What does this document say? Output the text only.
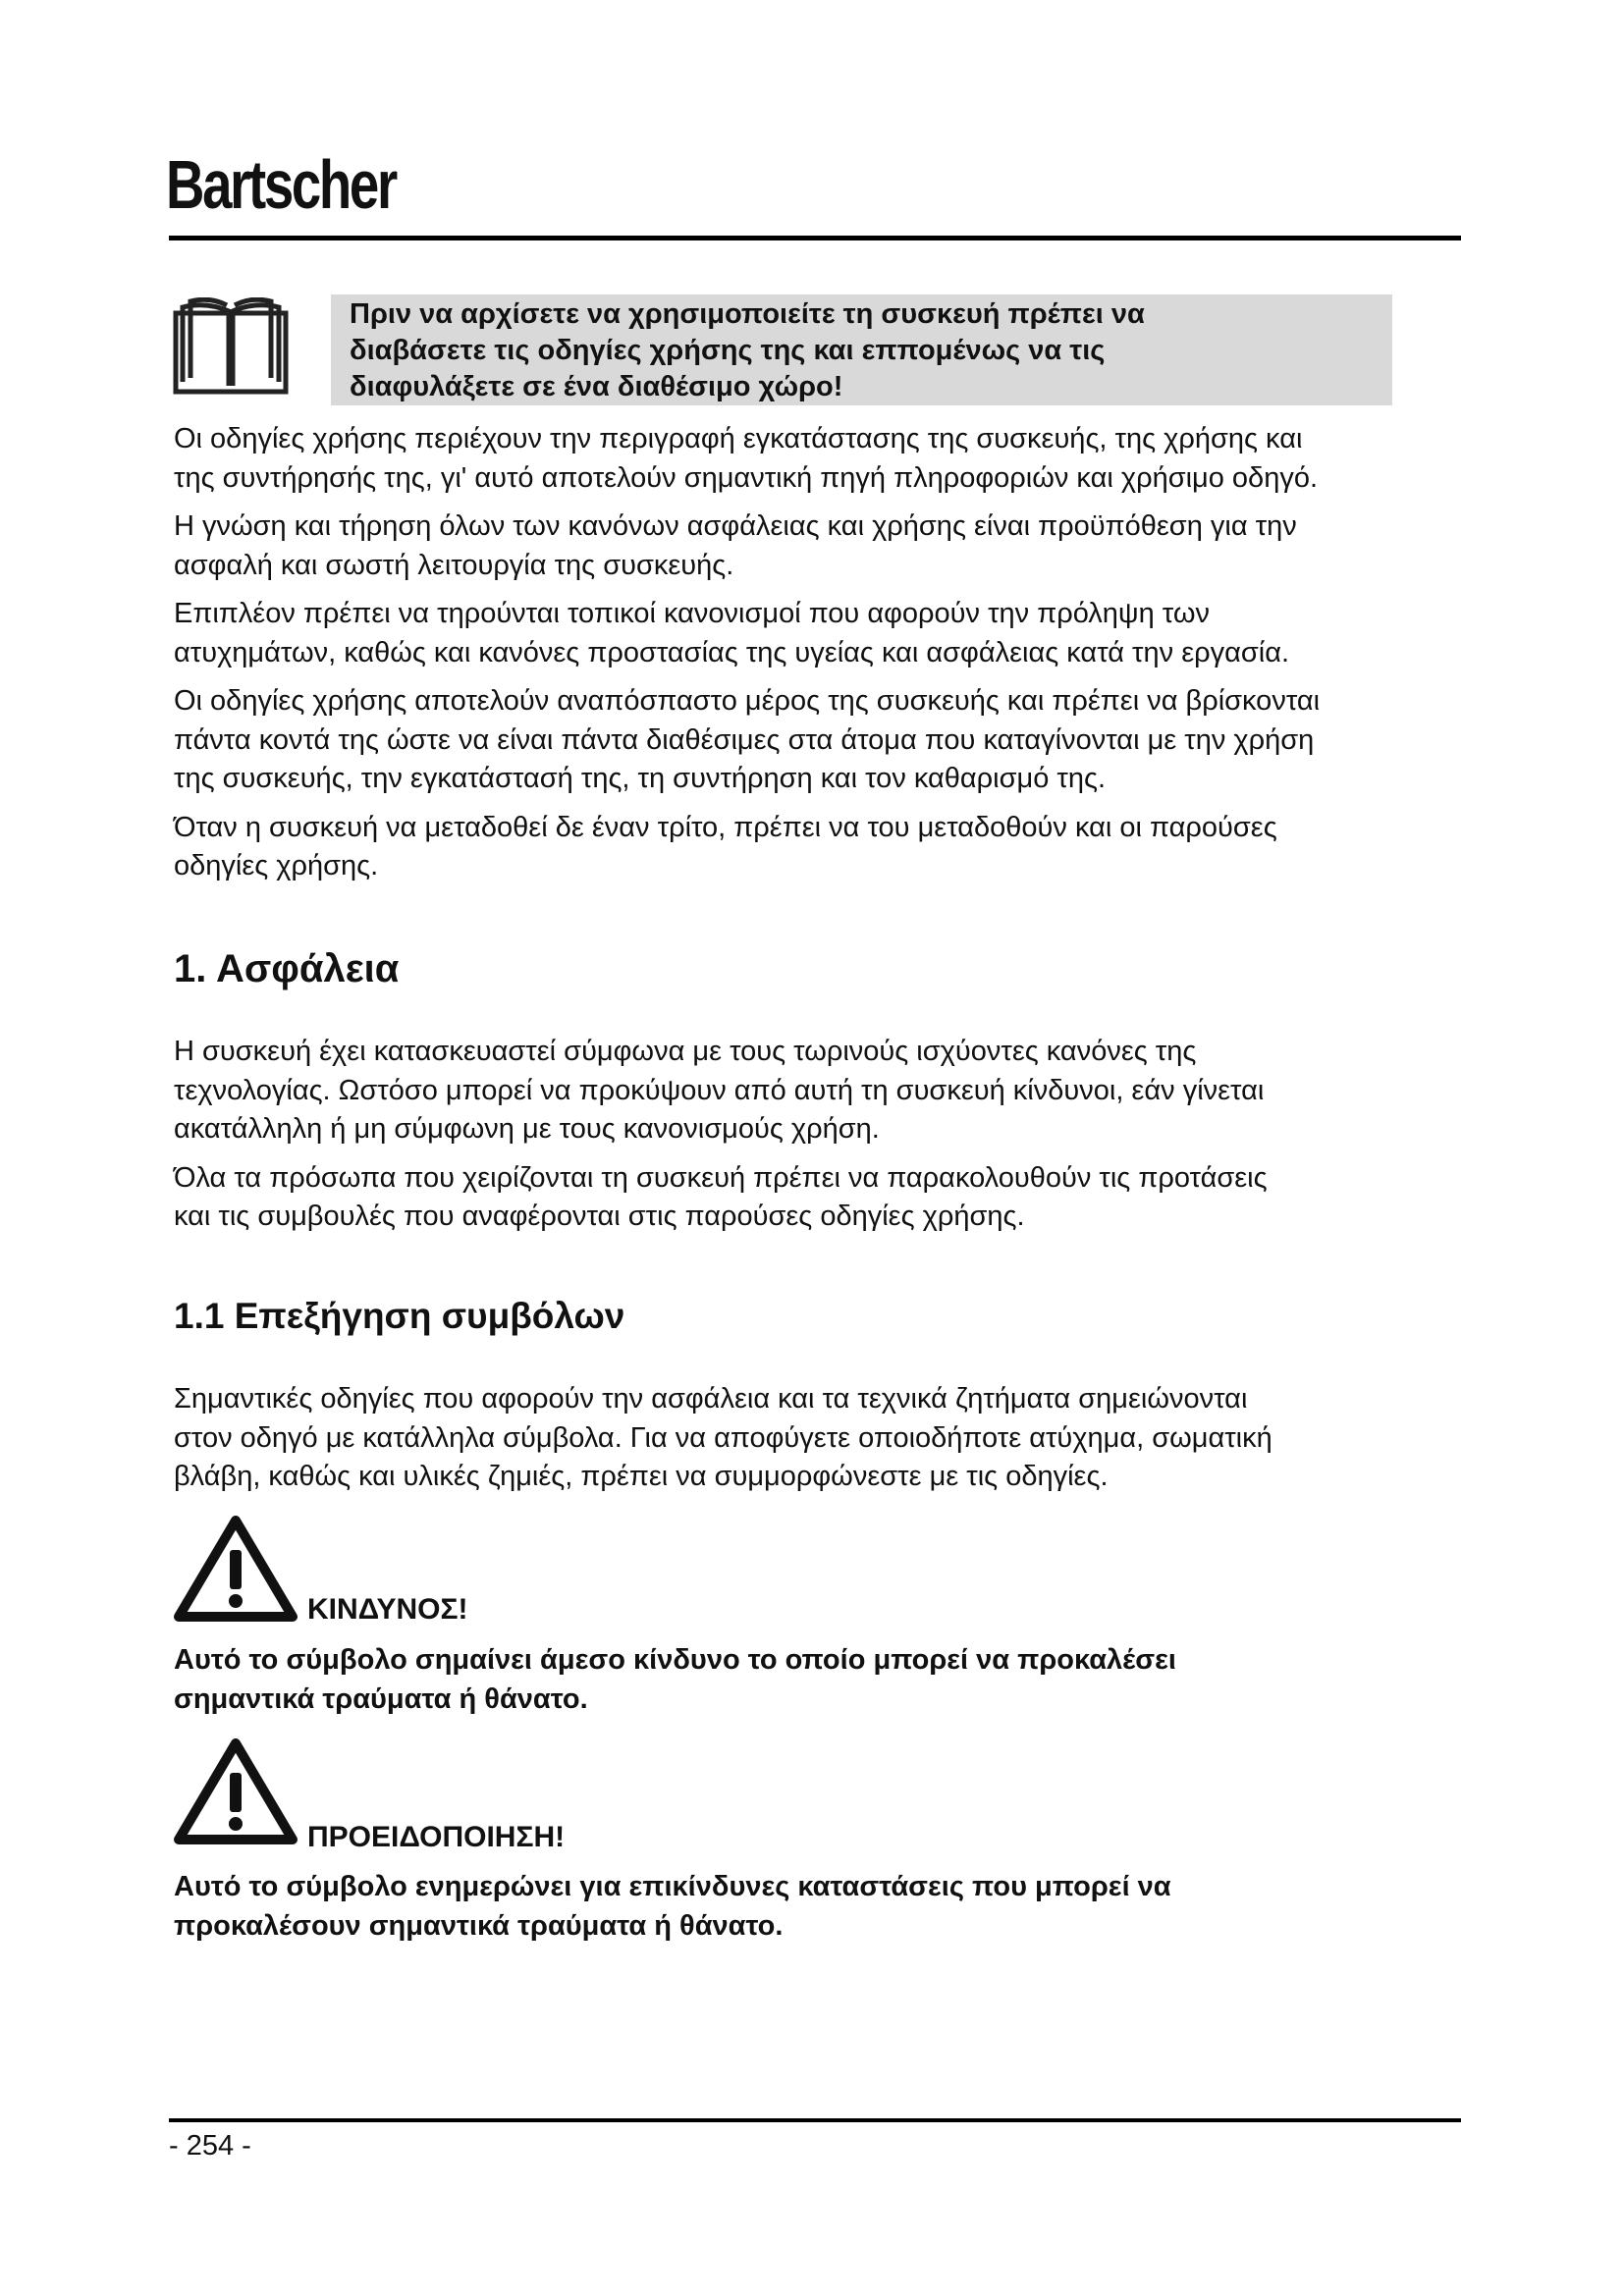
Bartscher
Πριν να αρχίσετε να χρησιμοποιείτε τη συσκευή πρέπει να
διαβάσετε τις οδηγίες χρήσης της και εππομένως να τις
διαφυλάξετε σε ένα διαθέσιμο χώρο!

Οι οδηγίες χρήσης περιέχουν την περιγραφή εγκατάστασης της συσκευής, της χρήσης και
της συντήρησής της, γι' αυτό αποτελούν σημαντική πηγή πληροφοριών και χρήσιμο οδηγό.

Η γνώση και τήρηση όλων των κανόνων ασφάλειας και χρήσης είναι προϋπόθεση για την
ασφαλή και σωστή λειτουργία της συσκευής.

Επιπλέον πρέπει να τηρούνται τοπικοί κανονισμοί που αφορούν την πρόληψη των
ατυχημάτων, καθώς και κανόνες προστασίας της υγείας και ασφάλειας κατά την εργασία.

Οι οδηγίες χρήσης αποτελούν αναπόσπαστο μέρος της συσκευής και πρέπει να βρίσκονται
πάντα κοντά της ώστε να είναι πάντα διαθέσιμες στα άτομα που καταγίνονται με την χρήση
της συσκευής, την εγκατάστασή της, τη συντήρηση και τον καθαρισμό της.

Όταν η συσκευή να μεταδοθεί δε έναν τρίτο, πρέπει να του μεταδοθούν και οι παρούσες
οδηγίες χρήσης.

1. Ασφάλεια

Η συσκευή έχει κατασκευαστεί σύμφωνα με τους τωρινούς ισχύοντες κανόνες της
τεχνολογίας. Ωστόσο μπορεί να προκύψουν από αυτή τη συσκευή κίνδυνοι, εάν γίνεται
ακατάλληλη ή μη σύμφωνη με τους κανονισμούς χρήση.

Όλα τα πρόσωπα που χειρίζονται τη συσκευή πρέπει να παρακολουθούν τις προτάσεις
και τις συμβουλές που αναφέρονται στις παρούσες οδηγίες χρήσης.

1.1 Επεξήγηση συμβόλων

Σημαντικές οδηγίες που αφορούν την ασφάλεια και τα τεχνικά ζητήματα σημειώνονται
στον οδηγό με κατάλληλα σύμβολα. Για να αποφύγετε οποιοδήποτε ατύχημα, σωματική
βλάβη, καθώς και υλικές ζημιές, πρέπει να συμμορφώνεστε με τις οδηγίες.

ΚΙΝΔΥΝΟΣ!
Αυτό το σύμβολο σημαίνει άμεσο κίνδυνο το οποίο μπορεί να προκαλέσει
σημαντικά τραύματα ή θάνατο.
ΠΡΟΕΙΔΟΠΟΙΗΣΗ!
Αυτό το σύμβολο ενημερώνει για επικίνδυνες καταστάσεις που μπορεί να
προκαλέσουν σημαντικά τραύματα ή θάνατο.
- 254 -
--- --- ---
Your task: Can you retype every record above exactly, leaving out the pictures?

Expected answer:
What does this document say? Output the text only.
Bartscher
Πριν να αρχίσετε να χρησιμοποιείτε τη συσκευή πρέπει να
διαβάσετε τις οδηγίες χρήσης της και εππομένως να τις
διαφυλάξετε σε ένα διαθέσιμο χώρο!

Οι οδηγίες χρήσης περιέχουν την περιγραφή εγκατάστασης της συσκευής, της χρήσης και
της συντήρησής της, γι' αυτό αποτελούν σημαντική πηγή πληροφοριών και χρήσιμο οδηγό.

Η γνώση και τήρηση όλων των κανόνων ασφάλειας και χρήσης είναι προϋπόθεση για την
ασφαλή και σωστή λειτουργία της συσκευής.

Επιπλέον πρέπει να τηρούνται τοπικοί κανονισμοί που αφορούν την πρόληψη των
ατυχημάτων, καθώς και κανόνες προστασίας της υγείας και ασφάλειας κατά την εργασία.

Οι οδηγίες χρήσης αποτελούν αναπόσπαστο μέρος της συσκευής και πρέπει να βρίσκονται
πάντα κοντά της ώστε να είναι πάντα διαθέσιμες στα άτομα που καταγίνονται με την χρήση
της συσκευής, την εγκατάστασή της, τη συντήρηση και τον καθαρισμό της.

Όταν η συσκευή να μεταδοθεί δε έναν τρίτο, πρέπει να του μεταδοθούν και οι παρούσες
οδηγίες χρήσης.

1. Ασφάλεια

Η συσκευή έχει κατασκευαστεί σύμφωνα με τους τωρινούς ισχύοντες κανόνες της
τεχνολογίας. Ωστόσο μπορεί να προκύψουν από αυτή τη συσκευή κίνδυνοι, εάν γίνεται
ακατάλληλη ή μη σύμφωνη με τους κανονισμούς χρήση.

Όλα τα πρόσωπα που χειρίζονται τη συσκευή πρέπει να παρακολουθούν τις προτάσεις
και τις συμβουλές που αναφέρονται στις παρούσες οδηγίες χρήσης.

1.1 Επεξήγηση συμβόλων

Σημαντικές οδηγίες που αφορούν την ασφάλεια και τα τεχνικά ζητήματα σημειώνονται
στον οδηγό με κατάλληλα σύμβολα. Για να αποφύγετε οποιοδήποτε ατύχημα, σωματική
βλάβη, καθώς και υλικές ζημιές, πρέπει να συμμορφώνεστε με τις οδηγίες.

ΚΙΝΔΥΝΟΣ!
Αυτό το σύμβολο σημαίνει άμεσο κίνδυνο το οποίο μπορεί να προκαλέσει
σημαντικά τραύματα ή θάνατο.
ΠΡΟΕΙΔΟΠΟΙΗΣΗ!
Αυτό το σύμβολο ενημερώνει για επικίνδυνες καταστάσεις που μπορεί να
προκαλέσουν σημαντικά τραύματα ή θάνατο.
- 254 -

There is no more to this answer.